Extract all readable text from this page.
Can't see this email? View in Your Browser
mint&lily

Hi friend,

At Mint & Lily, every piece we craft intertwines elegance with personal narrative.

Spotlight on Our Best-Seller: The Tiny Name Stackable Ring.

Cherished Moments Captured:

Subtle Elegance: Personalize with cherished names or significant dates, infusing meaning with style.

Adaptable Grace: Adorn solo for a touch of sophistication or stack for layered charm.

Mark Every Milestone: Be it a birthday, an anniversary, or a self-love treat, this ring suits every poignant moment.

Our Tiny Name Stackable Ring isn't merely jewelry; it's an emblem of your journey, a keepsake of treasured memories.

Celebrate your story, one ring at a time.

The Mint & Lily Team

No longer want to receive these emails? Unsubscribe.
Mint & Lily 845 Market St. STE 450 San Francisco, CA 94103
··········
Set task: Transcribe every line of the data, exactly as it stands.

Task result:
Extract all readable text from this page.
Can't see this email? View in Your Browser
mint&lily

Hi friend,

At Mint & Lily, every piece we craft intertwines elegance with personal narrative.

Spotlight on Our Best-Seller: The Tiny Name Stackable Ring.

Cherished Moments Captured:

Subtle Elegance: Personalize with cherished names or significant dates, infusing meaning with style.

Adaptable Grace: Adorn solo for a touch of sophistication or stack for layered charm.

Mark Every Milestone: Be it a birthday, an anniversary, or a self-love treat, this ring suits every poignant moment.

Our Tiny Name Stackable Ring isn't merely jewelry; it's an emblem of your journey, a keepsake of treasured memories.

Celebrate your story, one ring at a time.

The Mint & Lily Team

No longer want to receive these emails? Unsubscribe.
Mint & Lily 845 Market St. STE 450 San Francisco, CA 94103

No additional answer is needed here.